┌────────
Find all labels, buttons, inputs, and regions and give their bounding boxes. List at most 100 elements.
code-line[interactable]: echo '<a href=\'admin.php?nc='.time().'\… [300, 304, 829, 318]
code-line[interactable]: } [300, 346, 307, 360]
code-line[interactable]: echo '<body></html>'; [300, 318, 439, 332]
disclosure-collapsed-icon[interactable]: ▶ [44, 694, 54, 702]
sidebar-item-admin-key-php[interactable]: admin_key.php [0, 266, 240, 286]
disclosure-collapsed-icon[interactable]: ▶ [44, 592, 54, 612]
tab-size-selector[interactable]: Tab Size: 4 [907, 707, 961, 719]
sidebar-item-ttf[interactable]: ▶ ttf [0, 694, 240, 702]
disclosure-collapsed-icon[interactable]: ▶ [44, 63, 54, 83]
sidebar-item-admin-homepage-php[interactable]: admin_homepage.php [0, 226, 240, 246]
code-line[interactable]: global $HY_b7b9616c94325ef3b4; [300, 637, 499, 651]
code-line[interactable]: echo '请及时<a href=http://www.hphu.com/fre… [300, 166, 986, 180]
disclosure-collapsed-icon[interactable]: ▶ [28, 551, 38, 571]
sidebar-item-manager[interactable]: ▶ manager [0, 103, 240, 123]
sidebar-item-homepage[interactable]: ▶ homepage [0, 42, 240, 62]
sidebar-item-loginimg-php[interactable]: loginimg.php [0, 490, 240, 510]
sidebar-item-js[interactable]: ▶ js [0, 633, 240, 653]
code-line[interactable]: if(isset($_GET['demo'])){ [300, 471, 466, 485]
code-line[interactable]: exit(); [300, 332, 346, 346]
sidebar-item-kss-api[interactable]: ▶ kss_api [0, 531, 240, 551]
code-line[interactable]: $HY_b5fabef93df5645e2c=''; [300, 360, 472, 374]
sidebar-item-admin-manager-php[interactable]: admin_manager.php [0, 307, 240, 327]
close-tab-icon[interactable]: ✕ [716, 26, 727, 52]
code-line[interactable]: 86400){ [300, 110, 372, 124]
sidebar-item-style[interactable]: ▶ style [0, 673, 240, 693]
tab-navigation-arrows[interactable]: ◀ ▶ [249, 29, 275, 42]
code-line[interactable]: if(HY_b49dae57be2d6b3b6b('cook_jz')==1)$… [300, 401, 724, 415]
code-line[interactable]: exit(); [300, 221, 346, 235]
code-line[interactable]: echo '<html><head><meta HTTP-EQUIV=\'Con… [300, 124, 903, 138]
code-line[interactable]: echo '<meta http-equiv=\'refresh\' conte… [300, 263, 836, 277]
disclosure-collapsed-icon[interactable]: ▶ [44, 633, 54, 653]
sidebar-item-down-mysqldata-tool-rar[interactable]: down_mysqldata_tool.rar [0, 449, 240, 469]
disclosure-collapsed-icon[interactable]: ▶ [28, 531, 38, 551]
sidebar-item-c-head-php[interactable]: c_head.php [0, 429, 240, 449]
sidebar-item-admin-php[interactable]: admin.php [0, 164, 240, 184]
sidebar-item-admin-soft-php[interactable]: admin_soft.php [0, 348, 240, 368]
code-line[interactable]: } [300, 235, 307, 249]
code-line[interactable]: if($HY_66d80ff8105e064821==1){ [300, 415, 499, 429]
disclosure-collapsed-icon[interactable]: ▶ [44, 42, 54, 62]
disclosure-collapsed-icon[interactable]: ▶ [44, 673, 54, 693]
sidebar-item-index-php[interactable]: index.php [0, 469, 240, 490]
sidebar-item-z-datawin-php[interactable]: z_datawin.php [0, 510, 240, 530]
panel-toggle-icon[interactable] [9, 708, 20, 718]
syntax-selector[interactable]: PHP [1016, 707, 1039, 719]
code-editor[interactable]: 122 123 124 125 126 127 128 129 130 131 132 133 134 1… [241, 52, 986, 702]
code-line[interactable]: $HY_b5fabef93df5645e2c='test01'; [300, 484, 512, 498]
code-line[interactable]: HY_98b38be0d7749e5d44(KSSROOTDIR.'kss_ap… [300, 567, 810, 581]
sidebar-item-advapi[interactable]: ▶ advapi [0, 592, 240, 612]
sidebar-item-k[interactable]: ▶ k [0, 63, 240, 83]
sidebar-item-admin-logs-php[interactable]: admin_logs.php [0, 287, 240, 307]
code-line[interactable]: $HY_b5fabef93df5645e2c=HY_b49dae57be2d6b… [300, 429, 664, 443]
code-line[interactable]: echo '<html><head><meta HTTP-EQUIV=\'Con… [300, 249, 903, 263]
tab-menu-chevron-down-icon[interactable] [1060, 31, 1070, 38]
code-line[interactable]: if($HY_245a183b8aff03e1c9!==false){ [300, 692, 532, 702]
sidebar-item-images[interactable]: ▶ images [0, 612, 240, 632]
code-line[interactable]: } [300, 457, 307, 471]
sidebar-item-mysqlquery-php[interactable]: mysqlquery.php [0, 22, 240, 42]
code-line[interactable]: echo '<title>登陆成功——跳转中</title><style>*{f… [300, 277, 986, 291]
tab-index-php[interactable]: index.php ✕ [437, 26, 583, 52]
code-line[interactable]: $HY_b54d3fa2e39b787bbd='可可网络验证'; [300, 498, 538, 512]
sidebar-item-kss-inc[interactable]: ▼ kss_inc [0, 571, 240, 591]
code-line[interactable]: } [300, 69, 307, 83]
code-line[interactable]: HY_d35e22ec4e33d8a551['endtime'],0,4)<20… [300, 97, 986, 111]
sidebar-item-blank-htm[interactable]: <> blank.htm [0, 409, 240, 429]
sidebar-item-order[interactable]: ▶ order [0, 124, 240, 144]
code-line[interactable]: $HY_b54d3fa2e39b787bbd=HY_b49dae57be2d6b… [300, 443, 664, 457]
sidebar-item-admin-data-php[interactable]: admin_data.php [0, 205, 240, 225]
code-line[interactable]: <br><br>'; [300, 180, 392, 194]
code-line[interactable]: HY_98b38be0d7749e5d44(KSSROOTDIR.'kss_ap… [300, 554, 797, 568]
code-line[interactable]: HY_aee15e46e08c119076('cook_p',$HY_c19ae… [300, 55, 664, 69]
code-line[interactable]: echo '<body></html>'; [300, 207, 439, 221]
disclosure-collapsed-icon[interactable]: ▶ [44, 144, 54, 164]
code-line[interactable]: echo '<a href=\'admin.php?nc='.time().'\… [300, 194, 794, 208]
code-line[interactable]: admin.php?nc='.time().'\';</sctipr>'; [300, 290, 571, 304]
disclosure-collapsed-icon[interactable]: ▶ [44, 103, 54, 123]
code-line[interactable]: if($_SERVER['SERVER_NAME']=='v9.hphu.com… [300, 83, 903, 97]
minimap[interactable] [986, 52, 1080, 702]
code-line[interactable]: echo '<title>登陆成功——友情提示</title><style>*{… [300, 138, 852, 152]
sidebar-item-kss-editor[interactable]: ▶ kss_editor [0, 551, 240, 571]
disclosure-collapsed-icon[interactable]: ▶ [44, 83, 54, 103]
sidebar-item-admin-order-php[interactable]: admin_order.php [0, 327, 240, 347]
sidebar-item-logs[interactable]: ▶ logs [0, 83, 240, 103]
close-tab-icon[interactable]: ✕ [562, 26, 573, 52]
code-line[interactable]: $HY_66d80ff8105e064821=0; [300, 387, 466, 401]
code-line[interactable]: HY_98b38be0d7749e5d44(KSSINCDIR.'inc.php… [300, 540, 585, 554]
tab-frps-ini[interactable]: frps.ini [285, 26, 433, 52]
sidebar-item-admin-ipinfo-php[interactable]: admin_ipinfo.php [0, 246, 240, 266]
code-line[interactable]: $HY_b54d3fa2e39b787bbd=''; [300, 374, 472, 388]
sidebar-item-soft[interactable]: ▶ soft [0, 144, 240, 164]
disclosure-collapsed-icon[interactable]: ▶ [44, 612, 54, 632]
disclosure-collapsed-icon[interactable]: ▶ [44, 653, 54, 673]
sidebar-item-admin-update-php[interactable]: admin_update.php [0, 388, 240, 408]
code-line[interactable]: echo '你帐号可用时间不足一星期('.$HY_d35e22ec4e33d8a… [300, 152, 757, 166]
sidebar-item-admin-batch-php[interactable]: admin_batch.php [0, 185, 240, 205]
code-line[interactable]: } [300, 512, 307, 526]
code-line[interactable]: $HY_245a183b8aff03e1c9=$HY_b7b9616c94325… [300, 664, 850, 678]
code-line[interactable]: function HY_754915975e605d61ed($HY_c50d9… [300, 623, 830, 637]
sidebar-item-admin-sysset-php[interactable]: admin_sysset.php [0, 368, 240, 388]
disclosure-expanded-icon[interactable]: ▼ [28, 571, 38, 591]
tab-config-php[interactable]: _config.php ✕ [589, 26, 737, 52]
└────────
▶ _Description of the task_
Can you write out the listing above, word for word, from its first line through the line containing "sidebar-item-style[interactable]: ▶ style", with both of those lines included?

▶ _Answer_
Find all labels, buttons, inputs, and regions and give their bounding boxes. List at most 100 elements.
code-line[interactable]: echo '<a href=\'admin.php?nc='.time().'\… [300, 304, 829, 318]
code-line[interactable]: } [300, 346, 307, 360]
code-line[interactable]: echo '<body></html>'; [300, 318, 439, 332]
disclosure-collapsed-icon[interactable]: ▶ [44, 694, 54, 702]
sidebar-item-admin-key-php[interactable]: admin_key.php [0, 266, 240, 286]
disclosure-collapsed-icon[interactable]: ▶ [44, 592, 54, 612]
tab-size-selector[interactable]: Tab Size: 4 [907, 707, 961, 719]
sidebar-item-ttf[interactable]: ▶ ttf [0, 694, 240, 702]
disclosure-collapsed-icon[interactable]: ▶ [44, 63, 54, 83]
sidebar-item-admin-homepage-php[interactable]: admin_homepage.php [0, 226, 240, 246]
code-line[interactable]: global $HY_b7b9616c94325ef3b4; [300, 637, 499, 651]
code-line[interactable]: echo '请及时<a href=http://www.hphu.com/fre… [300, 166, 986, 180]
disclosure-collapsed-icon[interactable]: ▶ [28, 551, 38, 571]
sidebar-item-manager[interactable]: ▶ manager [0, 103, 240, 123]
sidebar-item-homepage[interactable]: ▶ homepage [0, 42, 240, 62]
sidebar-item-loginimg-php[interactable]: loginimg.php [0, 490, 240, 510]
sidebar-item-js[interactable]: ▶ js [0, 633, 240, 653]
code-line[interactable]: if(isset($_GET['demo'])){ [300, 471, 466, 485]
code-line[interactable]: exit(); [300, 332, 346, 346]
sidebar-item-kss-api[interactable]: ▶ kss_api [0, 531, 240, 551]
code-line[interactable]: $HY_b5fabef93df5645e2c=''; [300, 360, 472, 374]
sidebar-item-admin-manager-php[interactable]: admin_manager.php [0, 307, 240, 327]
close-tab-icon[interactable]: ✕ [716, 26, 727, 52]
code-line[interactable]: 86400){ [300, 110, 372, 124]
sidebar-item-style[interactable]: ▶ style [0, 673, 240, 693]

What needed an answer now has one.